## WHAT TO WORK ON
(A) Answer these questions about the post on TLS benchmarking:
(i) Which three methods were benchmarked?
(ii) What ns/op figure does the run report for BenchmarkServerTLS-8?
(iii) Why does each benchmark use a different port number?
(B) Retype the part of the post on TLS benchmarking from "if err != nil" to "different port number.".

*** Opening EXTRACT TO READ ***

A natural question to ask after the previous post is “how much overhead does security add?” So I’ve benchmarked the three methods discussed; mutual TLS, server-side TLS, and no encryption. The results are below:
Here are the numeric results for one of the runs:
BenchmarkMutualTLS-8 200 9331850 ns/op
BenchmarkServerTLS-8 300 5004505 ns/op
BenchmarkInsecure-8 2000 1179252 ns/op
PASS
ok github.com/bbengfort/sping 7.364s
Here is the code for the benchmarking for reference:
var (
server *PingServer
client *PingClient
)
func BenchmarkMutualTLS(b *testing.B) {
logmsgs = false
server = NewServer()
client = NewClient("tester", 100, 8)
go server.ServeMutualTLS(50051)
b.ResetTimer()
for i := 0; i < b.N; i++ {
_, err := client.PingMutualTLS("localhost:50051")
if err != nil {
fmt.Println(err)
break
}
}
}
It’s all pretty straight forward, the other two functions use server.ServeTLS
and server.ServeInsecure
for the server side and client.PingTLS
and client.PingInsecure
for the client. The only note is that because the server is running throughout the tests, each benchmark runs with a different port number.

*** Closing EXTRACT TO READ ***
*** Opening SUPPLIED ENTRIES ***

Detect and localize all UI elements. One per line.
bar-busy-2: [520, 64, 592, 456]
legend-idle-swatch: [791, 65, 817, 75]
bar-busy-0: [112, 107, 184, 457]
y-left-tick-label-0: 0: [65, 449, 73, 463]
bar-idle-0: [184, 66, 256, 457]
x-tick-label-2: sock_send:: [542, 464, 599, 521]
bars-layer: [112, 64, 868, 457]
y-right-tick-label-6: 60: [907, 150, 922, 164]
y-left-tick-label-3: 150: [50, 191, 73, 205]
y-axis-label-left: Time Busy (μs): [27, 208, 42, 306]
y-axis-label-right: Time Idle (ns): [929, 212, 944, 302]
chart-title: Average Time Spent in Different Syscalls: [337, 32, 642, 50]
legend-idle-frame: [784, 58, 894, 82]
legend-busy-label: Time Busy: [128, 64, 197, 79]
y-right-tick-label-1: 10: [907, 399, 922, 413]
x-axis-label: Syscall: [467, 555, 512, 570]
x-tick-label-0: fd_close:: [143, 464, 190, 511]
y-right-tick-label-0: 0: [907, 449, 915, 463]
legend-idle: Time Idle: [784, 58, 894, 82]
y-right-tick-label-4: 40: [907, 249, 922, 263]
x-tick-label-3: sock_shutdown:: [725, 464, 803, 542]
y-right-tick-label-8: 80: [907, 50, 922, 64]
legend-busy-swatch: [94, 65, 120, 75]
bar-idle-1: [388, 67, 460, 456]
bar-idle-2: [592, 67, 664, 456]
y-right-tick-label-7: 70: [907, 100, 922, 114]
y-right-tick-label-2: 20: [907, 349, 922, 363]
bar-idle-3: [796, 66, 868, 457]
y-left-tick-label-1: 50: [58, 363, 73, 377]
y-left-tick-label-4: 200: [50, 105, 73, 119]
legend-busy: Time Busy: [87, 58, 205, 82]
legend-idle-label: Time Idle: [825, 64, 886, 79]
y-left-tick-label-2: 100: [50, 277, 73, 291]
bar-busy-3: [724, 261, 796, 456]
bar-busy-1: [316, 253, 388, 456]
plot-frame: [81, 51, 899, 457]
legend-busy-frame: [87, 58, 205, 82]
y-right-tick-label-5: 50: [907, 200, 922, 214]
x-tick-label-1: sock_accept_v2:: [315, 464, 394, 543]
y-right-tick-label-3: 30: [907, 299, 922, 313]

*** Closing SUPPLIED ENTRIES ***

## RESULTS IN ORDER
(A)
(i) Mutual TLS, server-side TLS, and no encryption.
(ii) 5004505 ns/op.
(iii) The server is running throughout the tests.

(B)
if err != nil {
fmt.Println(err)
break
}
}
}
It’s all pretty straight forward, the other two functions use server.ServeTLS
and server.ServeInsecure
for the server side and client.PingTLS
and client.PingInsecure
for the client. The only note is that because the server is running throughout the tests, each benchmark runs with a different port number.